Copy out each line that includes the word "image".

* * *

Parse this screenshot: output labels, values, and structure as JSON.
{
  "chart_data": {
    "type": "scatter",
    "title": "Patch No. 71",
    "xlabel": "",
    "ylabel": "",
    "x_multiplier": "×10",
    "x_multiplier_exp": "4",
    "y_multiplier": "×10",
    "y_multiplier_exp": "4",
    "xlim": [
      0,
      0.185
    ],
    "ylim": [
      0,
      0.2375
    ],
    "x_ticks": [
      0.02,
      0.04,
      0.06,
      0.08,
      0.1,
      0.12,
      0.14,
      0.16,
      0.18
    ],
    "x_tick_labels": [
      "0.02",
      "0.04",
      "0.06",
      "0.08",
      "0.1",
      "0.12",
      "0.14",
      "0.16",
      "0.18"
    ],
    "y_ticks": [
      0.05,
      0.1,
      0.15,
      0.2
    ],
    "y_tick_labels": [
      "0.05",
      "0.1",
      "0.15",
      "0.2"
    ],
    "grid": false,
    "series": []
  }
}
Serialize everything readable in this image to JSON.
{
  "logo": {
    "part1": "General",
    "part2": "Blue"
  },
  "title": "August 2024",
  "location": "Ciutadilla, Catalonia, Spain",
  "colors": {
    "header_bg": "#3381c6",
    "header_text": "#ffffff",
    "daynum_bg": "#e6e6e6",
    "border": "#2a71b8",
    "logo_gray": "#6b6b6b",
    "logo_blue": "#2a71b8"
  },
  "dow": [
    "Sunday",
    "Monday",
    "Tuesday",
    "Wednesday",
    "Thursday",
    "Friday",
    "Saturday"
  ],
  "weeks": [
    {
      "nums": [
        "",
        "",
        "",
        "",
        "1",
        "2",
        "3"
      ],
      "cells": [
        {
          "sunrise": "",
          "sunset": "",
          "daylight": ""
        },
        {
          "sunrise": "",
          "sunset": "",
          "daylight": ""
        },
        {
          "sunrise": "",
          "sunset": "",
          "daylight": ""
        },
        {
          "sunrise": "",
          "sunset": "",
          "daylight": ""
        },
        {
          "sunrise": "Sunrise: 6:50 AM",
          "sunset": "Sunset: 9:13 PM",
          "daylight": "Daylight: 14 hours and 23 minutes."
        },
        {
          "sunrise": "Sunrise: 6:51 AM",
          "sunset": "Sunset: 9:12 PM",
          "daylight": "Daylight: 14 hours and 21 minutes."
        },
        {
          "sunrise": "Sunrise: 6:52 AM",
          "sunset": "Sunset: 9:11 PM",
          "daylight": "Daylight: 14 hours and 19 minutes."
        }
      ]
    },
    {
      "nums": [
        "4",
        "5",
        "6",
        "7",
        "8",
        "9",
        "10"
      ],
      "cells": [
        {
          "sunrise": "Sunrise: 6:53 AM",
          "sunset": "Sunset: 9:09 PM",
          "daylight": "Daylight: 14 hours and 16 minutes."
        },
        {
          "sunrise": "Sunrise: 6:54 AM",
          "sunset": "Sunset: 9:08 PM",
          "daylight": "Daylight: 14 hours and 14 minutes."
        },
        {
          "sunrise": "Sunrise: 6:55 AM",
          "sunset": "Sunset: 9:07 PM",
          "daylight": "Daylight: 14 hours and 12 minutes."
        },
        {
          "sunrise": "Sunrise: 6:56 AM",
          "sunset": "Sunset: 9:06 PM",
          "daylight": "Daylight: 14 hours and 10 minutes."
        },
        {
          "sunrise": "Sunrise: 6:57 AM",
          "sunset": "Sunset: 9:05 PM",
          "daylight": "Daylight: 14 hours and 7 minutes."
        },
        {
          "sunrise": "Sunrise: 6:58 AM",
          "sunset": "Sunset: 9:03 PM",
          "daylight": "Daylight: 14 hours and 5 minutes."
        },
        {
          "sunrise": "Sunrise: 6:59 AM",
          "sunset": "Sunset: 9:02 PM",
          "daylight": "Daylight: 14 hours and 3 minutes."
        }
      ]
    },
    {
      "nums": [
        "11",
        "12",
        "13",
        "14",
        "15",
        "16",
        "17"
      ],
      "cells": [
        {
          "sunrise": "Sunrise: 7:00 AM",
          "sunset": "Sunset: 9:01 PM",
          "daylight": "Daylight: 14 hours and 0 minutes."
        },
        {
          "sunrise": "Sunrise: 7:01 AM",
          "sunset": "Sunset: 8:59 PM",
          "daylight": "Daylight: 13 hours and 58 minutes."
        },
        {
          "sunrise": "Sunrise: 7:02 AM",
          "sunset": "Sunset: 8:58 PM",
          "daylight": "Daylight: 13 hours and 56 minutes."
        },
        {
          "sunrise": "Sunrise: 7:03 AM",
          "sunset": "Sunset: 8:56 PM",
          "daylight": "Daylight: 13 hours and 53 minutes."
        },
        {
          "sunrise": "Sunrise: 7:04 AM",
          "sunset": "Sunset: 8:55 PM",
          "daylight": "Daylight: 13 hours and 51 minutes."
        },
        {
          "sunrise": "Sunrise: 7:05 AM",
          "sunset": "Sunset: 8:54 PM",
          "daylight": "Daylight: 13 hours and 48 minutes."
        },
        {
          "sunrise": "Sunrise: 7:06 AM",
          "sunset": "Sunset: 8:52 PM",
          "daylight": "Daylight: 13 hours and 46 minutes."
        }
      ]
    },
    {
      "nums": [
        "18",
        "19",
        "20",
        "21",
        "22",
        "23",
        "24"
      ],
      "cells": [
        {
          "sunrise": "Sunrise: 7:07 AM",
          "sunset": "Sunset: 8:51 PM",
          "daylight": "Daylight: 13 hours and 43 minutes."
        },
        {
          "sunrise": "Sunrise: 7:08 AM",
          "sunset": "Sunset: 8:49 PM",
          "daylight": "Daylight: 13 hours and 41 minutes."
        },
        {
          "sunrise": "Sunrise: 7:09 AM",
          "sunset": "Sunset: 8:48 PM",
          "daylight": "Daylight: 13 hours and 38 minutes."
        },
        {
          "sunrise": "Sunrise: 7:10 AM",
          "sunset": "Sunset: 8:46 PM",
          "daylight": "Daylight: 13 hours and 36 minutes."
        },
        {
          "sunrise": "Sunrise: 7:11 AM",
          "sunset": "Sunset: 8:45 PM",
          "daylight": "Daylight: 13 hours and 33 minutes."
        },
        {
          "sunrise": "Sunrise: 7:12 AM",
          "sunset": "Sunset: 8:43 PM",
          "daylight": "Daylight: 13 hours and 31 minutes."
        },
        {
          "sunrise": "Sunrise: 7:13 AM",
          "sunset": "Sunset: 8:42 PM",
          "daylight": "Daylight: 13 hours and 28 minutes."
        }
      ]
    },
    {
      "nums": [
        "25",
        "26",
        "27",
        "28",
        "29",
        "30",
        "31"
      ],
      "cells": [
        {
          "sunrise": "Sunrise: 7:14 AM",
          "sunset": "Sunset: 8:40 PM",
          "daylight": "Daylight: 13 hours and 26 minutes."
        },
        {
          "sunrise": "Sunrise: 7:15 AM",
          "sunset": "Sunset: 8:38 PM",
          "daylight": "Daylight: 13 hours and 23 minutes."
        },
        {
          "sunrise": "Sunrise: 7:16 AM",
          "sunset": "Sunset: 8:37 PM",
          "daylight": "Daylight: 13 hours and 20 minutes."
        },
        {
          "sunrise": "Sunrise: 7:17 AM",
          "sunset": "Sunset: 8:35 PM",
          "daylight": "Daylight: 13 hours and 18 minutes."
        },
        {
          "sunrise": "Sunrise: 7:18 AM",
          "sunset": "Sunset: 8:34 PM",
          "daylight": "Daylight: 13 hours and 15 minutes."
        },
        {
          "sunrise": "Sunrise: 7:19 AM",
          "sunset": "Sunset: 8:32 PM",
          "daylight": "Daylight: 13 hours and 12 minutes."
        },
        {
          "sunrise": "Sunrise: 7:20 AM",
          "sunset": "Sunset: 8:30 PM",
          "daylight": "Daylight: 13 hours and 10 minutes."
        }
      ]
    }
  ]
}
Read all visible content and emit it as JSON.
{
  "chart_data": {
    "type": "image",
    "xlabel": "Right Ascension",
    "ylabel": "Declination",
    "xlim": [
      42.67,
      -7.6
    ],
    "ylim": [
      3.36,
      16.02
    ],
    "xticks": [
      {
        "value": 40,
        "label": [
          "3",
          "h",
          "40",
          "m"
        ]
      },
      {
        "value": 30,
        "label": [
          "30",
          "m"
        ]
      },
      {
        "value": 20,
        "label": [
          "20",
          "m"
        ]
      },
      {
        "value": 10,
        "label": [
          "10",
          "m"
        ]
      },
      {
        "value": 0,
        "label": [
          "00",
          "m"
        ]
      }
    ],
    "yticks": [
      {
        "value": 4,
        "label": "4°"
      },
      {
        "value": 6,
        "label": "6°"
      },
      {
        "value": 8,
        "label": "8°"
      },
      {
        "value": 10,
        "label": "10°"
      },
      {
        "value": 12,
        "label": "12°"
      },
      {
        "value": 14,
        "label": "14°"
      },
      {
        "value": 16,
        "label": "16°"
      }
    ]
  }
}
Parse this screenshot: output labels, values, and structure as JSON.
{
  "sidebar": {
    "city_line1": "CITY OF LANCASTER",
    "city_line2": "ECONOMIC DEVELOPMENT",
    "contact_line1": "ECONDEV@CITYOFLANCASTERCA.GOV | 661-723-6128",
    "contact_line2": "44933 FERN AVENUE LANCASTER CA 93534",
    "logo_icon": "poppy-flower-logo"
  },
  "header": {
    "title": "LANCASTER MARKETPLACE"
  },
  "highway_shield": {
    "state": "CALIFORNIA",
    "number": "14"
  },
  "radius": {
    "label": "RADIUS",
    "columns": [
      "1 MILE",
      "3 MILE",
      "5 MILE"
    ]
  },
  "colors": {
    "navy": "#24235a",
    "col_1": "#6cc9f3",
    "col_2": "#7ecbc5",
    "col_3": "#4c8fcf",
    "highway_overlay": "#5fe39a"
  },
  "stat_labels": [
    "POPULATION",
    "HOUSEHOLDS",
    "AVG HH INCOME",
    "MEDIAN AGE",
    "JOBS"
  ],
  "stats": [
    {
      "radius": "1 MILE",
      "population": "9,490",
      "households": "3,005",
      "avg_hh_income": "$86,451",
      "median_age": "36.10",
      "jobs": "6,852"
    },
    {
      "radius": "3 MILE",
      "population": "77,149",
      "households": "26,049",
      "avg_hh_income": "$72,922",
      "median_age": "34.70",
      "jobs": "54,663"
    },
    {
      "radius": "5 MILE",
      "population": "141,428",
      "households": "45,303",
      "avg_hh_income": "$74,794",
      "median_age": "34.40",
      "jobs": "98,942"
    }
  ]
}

* * *

§ Expected answer
Serialize everything readable in this image to JSON.
    "type": "image",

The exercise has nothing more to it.